Omit all pictures. Copy the rest of the material exactly.

***

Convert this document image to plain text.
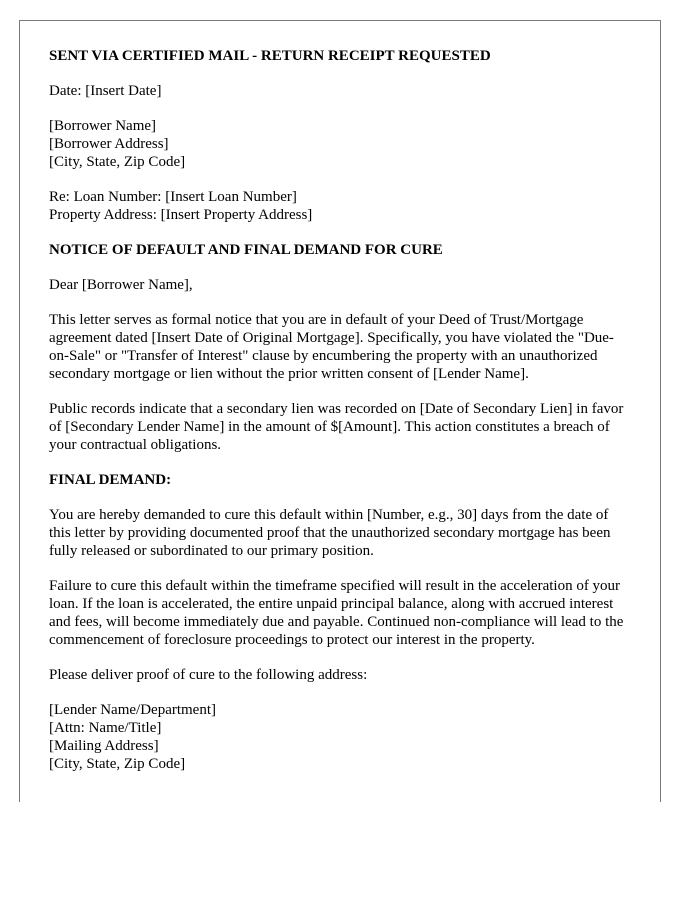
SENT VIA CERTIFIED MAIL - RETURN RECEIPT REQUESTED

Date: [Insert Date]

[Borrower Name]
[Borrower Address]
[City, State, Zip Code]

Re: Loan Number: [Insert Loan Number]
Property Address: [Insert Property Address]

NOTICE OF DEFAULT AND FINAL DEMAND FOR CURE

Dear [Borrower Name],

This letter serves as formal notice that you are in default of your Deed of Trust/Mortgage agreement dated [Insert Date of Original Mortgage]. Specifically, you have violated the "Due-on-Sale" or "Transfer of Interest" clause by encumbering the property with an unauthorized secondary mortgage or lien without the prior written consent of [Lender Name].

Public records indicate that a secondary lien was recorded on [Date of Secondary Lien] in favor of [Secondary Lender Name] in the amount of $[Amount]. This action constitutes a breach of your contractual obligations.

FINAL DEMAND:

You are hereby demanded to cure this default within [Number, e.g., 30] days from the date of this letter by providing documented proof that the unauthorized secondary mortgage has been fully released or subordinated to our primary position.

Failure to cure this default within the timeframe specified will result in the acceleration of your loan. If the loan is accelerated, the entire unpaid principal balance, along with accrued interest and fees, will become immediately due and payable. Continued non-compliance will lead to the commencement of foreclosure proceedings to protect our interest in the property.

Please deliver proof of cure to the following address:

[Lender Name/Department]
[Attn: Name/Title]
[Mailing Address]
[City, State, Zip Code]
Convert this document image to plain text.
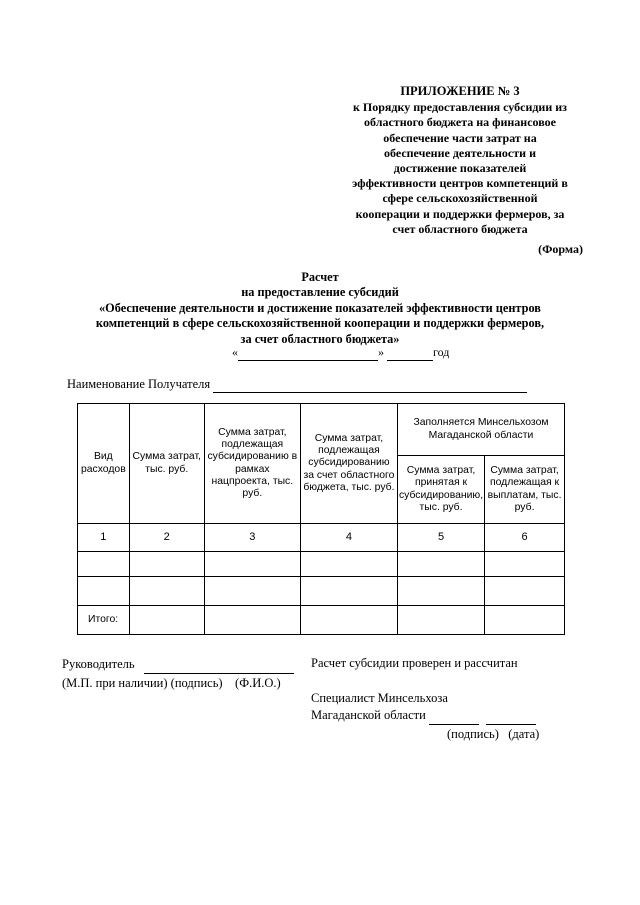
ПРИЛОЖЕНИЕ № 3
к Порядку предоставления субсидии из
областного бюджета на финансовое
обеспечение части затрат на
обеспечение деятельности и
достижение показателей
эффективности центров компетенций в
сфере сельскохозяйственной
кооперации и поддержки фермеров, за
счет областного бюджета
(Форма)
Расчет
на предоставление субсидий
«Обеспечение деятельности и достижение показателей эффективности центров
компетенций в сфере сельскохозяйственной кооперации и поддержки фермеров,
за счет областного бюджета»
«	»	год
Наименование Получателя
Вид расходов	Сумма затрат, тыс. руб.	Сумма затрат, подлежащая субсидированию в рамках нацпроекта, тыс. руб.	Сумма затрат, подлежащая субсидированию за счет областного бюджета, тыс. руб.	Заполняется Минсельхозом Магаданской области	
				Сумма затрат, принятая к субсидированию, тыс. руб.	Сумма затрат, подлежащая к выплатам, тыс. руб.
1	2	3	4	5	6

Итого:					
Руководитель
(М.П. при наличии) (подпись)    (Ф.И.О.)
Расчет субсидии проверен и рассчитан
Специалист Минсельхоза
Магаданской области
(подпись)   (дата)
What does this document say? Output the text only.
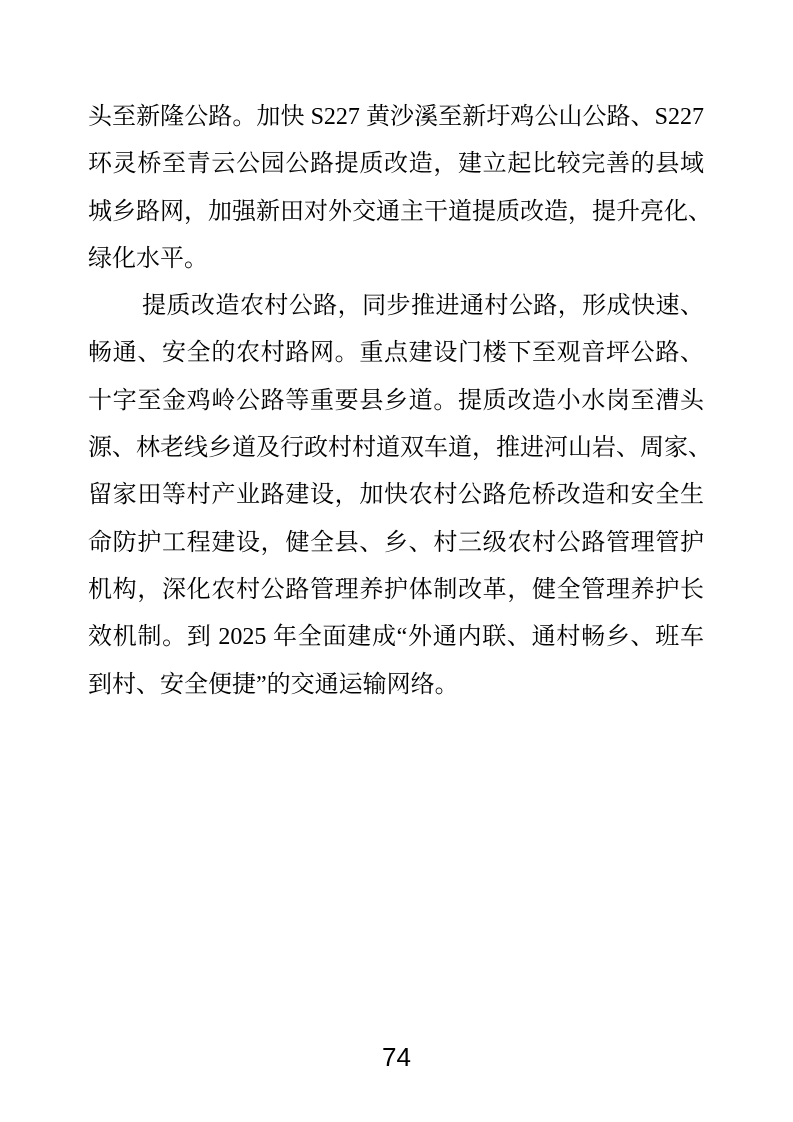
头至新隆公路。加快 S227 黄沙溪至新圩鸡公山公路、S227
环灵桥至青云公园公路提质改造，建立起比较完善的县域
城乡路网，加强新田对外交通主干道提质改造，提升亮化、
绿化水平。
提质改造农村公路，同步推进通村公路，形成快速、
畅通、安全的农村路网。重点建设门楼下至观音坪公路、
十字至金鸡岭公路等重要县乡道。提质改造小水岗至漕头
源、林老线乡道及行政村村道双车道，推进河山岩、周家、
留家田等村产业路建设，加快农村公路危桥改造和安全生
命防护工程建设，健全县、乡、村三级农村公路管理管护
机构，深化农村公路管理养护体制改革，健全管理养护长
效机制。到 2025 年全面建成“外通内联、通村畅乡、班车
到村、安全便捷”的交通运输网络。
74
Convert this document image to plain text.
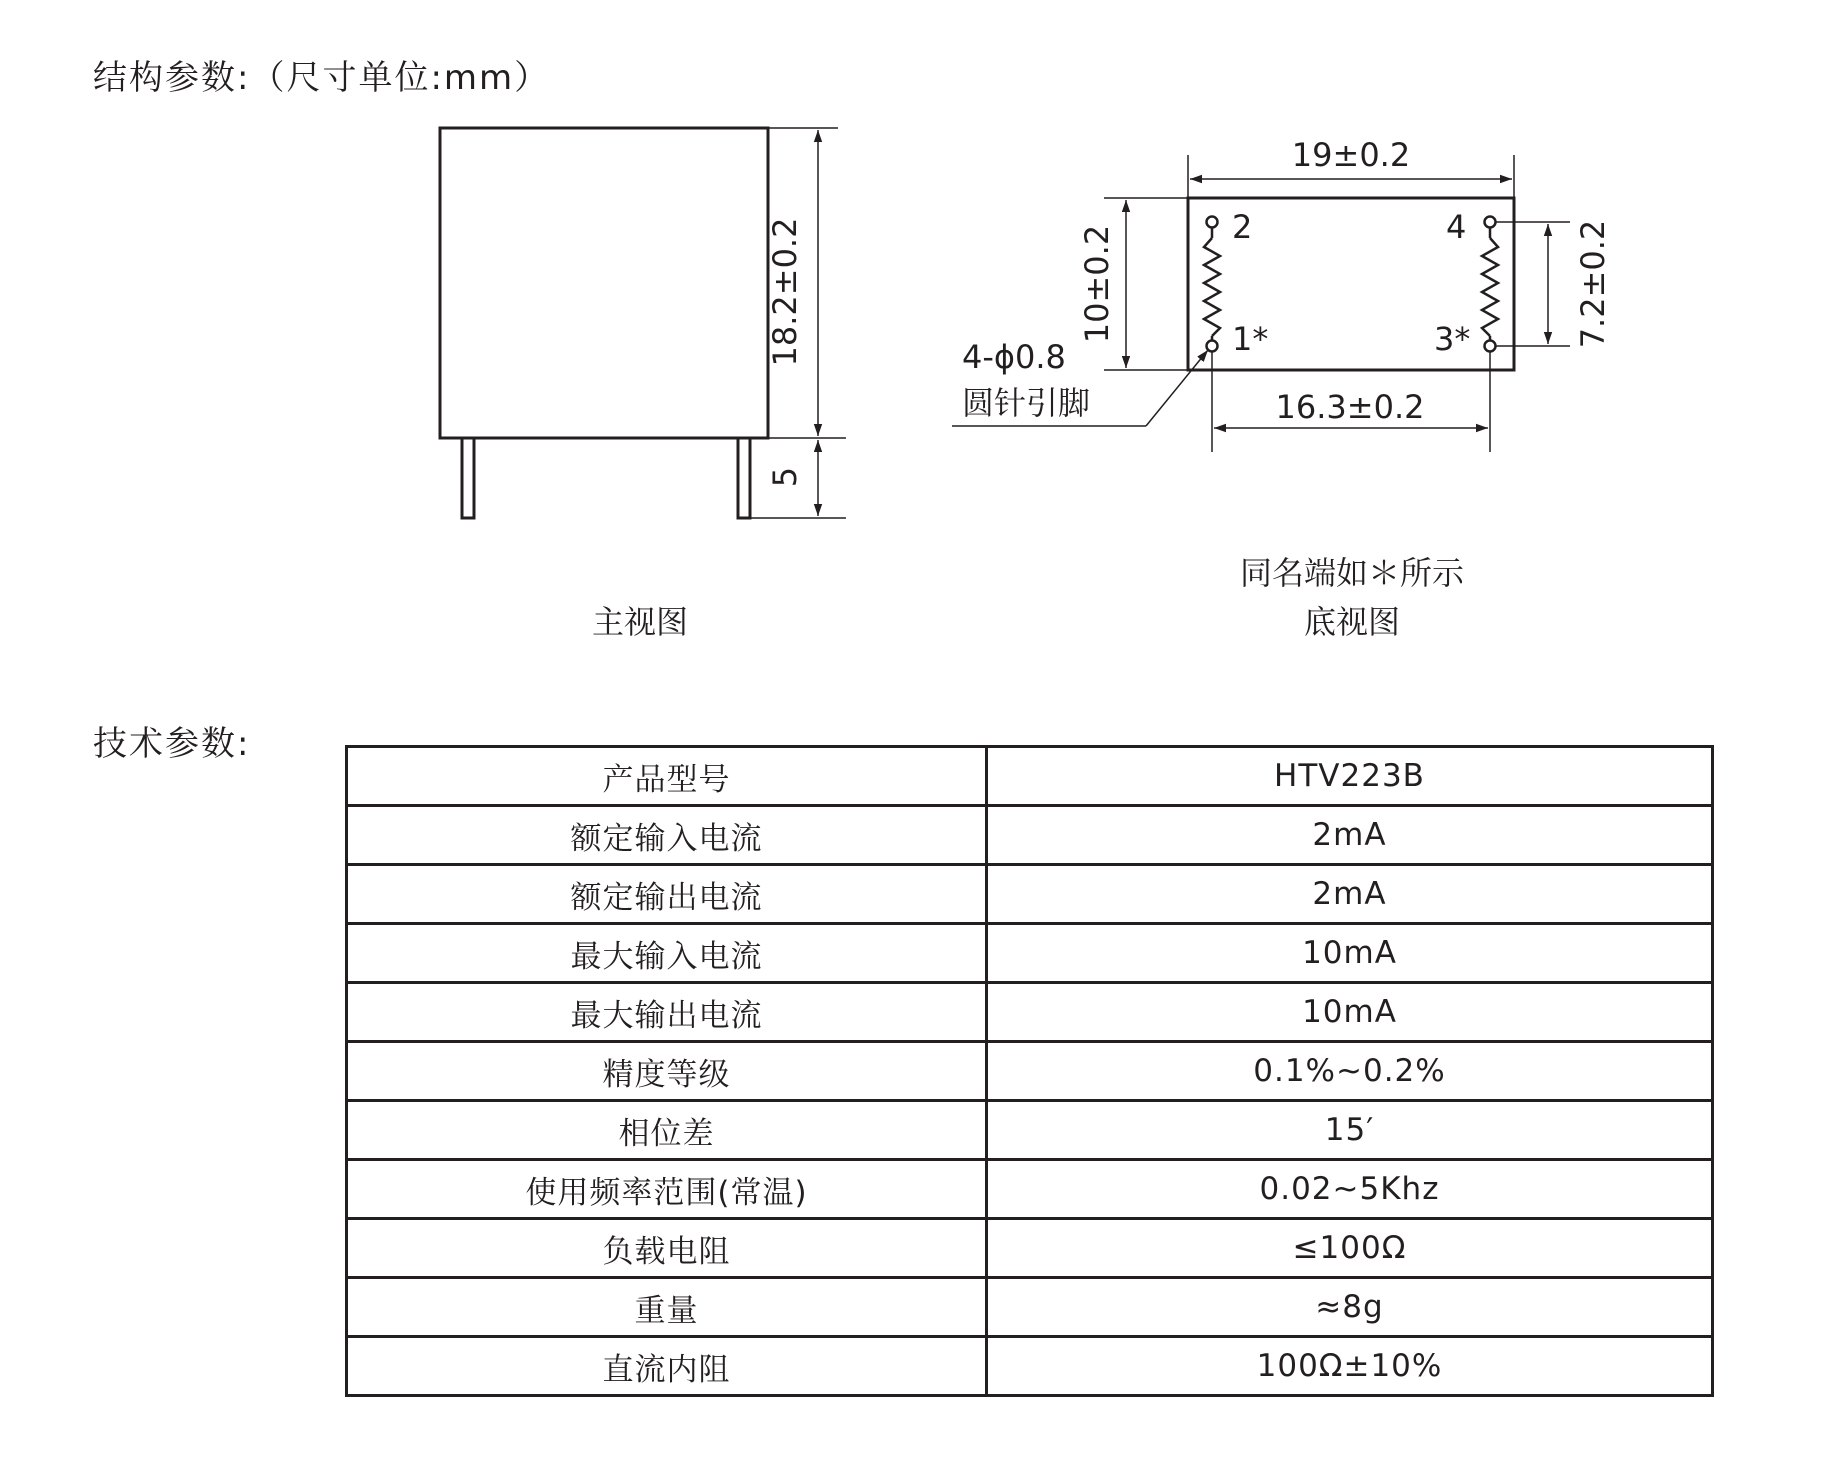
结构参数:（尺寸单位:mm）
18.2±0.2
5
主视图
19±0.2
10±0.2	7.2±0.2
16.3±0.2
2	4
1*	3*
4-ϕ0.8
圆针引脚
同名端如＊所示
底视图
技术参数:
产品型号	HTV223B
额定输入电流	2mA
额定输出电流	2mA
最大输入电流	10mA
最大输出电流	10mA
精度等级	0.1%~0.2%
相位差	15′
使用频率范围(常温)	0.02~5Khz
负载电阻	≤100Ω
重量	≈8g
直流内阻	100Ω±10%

***

# [EXERCISE RESPONSE]
Convert this document image to plain text.
SENT VIA CERTIFIED MAIL - RETURN RECEIPT REQUESTED

Date: [Insert Date]

[Borrower Name]
[Borrower Address]
[City, State, Zip Code]

Re: Loan Number: [Insert Loan Number]
Property Address: [Insert Property Address]

NOTICE OF DEFAULT AND FINAL DEMAND FOR CURE

Dear [Borrower Name],

This letter serves as formal notice that you are in default of your Deed of Trust/Mortgage agreement dated [Insert Date of Original Mortgage]. Specifically, you have violated the "Due-on-Sale" or "Transfer of Interest" clause by encumbering the property with an unauthorized secondary mortgage or lien without the prior written consent of [Lender Name].

Public records indicate that a secondary lien was recorded on [Date of Secondary Lien] in favor of [Secondary Lender Name] in the amount of $[Amount]. This action constitutes a breach of your contractual obligations.

FINAL DEMAND:

You are hereby demanded to cure this default within [Number, e.g., 30] days from the date of this letter by providing documented proof that the unauthorized secondary mortgage has been fully released or subordinated to our primary position.

Failure to cure this default within the timeframe specified will result in the acceleration of your loan. If the loan is accelerated, the entire unpaid principal balance, along with accrued interest and fees, will become immediately due and payable. Continued non-compliance will lead to the commencement of foreclosure proceedings to protect our interest in the property.

Please deliver proof of cure to the following address:

[Lender Name/Department]
[Attn: Name/Title]
[Mailing Address]
[City, State, Zip Code]
Convert this document image to plain text.
ПРИЛОЖЕНИЕ № 3
к Порядку предоставления субсидии из
областного бюджета на финансовое
обеспечение части затрат на
обеспечение деятельности и
достижение показателей
эффективности центров компетенций в
сфере сельскохозяйственной
кооперации и поддержки фермеров, за
счет областного бюджета
(Форма)
Расчет
на предоставление субсидий
«Обеспечение деятельности и достижение показателей эффективности центров
компетенций в сфере сельскохозяйственной кооперации и поддержки фермеров,
за счет областного бюджета»
«	»	год
Наименование Получателя
Вид расходов	Сумма затрат, тыс. руб.	Сумма затрат, подлежащая субсидированию в рамках нацпроекта, тыс. руб.	Сумма затрат, подлежащая субсидированию за счет областного бюджета, тыс. руб.	Заполняется Минсельхозом Магаданской области	
				Сумма затрат, принятая к субсидированию, тыс. руб.	Сумма затрат, подлежащая к выплатам, тыс. руб.
1	2	3	4	5	6

Итого:					
Руководитель
(М.П. при наличии) (подпись)    (Ф.И.О.)
Расчет субсидии проверен и рассчитан
Специалист Минсельхоза
Магаданской области
(подпись)   (дата)
What does this document say? Output the text only.
头至新隆公路。加快 S227 黄沙溪至新圩鸡公山公路、S227
环灵桥至青云公园公路提质改造，建立起比较完善的县域
城乡路网，加强新田对外交通主干道提质改造，提升亮化、
绿化水平。
提质改造农村公路，同步推进通村公路，形成快速、
畅通、安全的农村路网。重点建设门楼下至观音坪公路、
十字至金鸡岭公路等重要县乡道。提质改造小水岗至漕头
源、林老线乡道及行政村村道双车道，推进河山岩、周家、
留家田等村产业路建设，加快农村公路危桥改造和安全生
命防护工程建设，健全县、乡、村三级农村公路管理管护
机构，深化农村公路管理养护体制改革，健全管理养护长
效机制。到 2025 年全面建成“外通内联、通村畅乡、班车
到村、安全便捷”的交通运输网络。
74
Convert this document image to plain text.
结构参数:（尺寸单位:mm）
18.2±0.2
5
主视图
19±0.2
10±0.2	7.2±0.2
16.3±0.2
2	4
1*	3*
4-ϕ0.8
圆针引脚
同名端如＊所示
底视图
技术参数:
产品型号	HTV223B
额定输入电流	2mA
额定输出电流	2mA
最大输入电流	10mA
最大输出电流	10mA
精度等级	0.1%~0.2%
相位差	15′
使用频率范围(常温)	0.02~5Khz
负载电阻	≤100Ω
重量	≈8g
直流内阻	100Ω±10%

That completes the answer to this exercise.